— Begin Records for the exercise —

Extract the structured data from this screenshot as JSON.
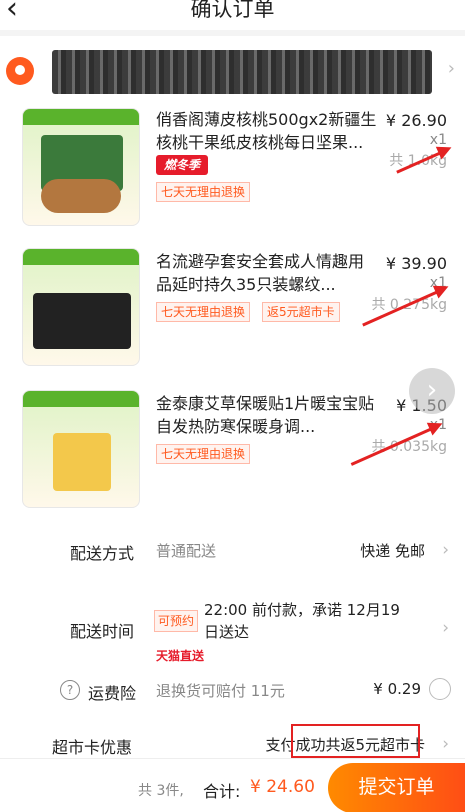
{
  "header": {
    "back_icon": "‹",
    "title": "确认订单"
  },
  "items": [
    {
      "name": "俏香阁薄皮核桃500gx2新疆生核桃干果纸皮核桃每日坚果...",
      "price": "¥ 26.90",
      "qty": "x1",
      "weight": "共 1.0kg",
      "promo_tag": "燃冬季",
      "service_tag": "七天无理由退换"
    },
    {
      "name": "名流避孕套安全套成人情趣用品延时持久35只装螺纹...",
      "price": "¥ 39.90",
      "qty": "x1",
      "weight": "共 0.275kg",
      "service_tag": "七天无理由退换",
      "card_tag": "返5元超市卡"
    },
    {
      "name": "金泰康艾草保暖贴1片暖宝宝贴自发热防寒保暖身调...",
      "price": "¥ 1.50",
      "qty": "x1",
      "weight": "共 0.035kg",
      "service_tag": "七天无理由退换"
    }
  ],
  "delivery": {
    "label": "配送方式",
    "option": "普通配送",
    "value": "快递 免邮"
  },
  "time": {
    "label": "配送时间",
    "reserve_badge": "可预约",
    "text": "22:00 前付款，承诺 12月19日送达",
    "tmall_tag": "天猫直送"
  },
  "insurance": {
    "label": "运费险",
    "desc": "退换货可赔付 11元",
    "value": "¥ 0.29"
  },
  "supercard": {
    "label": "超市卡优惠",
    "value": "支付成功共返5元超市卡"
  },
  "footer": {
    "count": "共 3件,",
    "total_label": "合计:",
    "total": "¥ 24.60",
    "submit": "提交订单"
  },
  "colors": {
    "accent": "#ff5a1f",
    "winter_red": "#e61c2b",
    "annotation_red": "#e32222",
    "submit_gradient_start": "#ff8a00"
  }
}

— End Records for the exercise —

* **Given request**
All of the data above should be transcribed verbatim, with pictures omitted.

* **Written solution**
Extract the structured data from this screenshot as JSON.
{
  "header": {
    "back_icon": "‹",
    "title": "确认订单"
  },
  "items": [
    {
      "name": "俏香阁薄皮核桃500gx2新疆生核桃干果纸皮核桃每日坚果...",
      "price": "¥ 26.90",
      "qty": "x1",
      "weight": "共 1.0kg",
      "promo_tag": "燃冬季",
      "service_tag": "七天无理由退换"
    },
    {
      "name": "名流避孕套安全套成人情趣用品延时持久35只装螺纹...",
      "price": "¥ 39.90",
      "qty": "x1",
      "weight": "共 0.275kg",
      "service_tag": "七天无理由退换",
      "card_tag": "返5元超市卡"
    },
    {
      "name": "金泰康艾草保暖贴1片暖宝宝贴自发热防寒保暖身调...",
      "price": "¥ 1.50",
      "qty": "x1",
      "weight": "共 0.035kg",
      "service_tag": "七天无理由退换"
    }
  ],
  "delivery": {
    "label": "配送方式",
    "option": "普通配送",
    "value": "快递 免邮"
  },
  "time": {
    "label": "配送时间",
    "reserve_badge": "可预约",
    "text": "22:00 前付款，承诺 12月19日送达",
    "tmall_tag": "天猫直送"
  },
  "insurance": {
    "label": "运费险",
    "desc": "退换货可赔付 11元",
    "value": "¥ 0.29"
  },
  "supercard": {
    "label": "超市卡优惠",
    "value": "支付成功共返5元超市卡"
  },
  "footer": {
    "count": "共 3件,",
    "total_label": "合计:",
    "total": "¥ 24.60",
    "submit": "提交订单"
  },
  "colors": {
    "accent": "#ff5a1f",
    "winter_red": "#e61c2b",
    "annotation_red": "#e32222",
    "submit_gradient_start": "#ff8a00"
  }
}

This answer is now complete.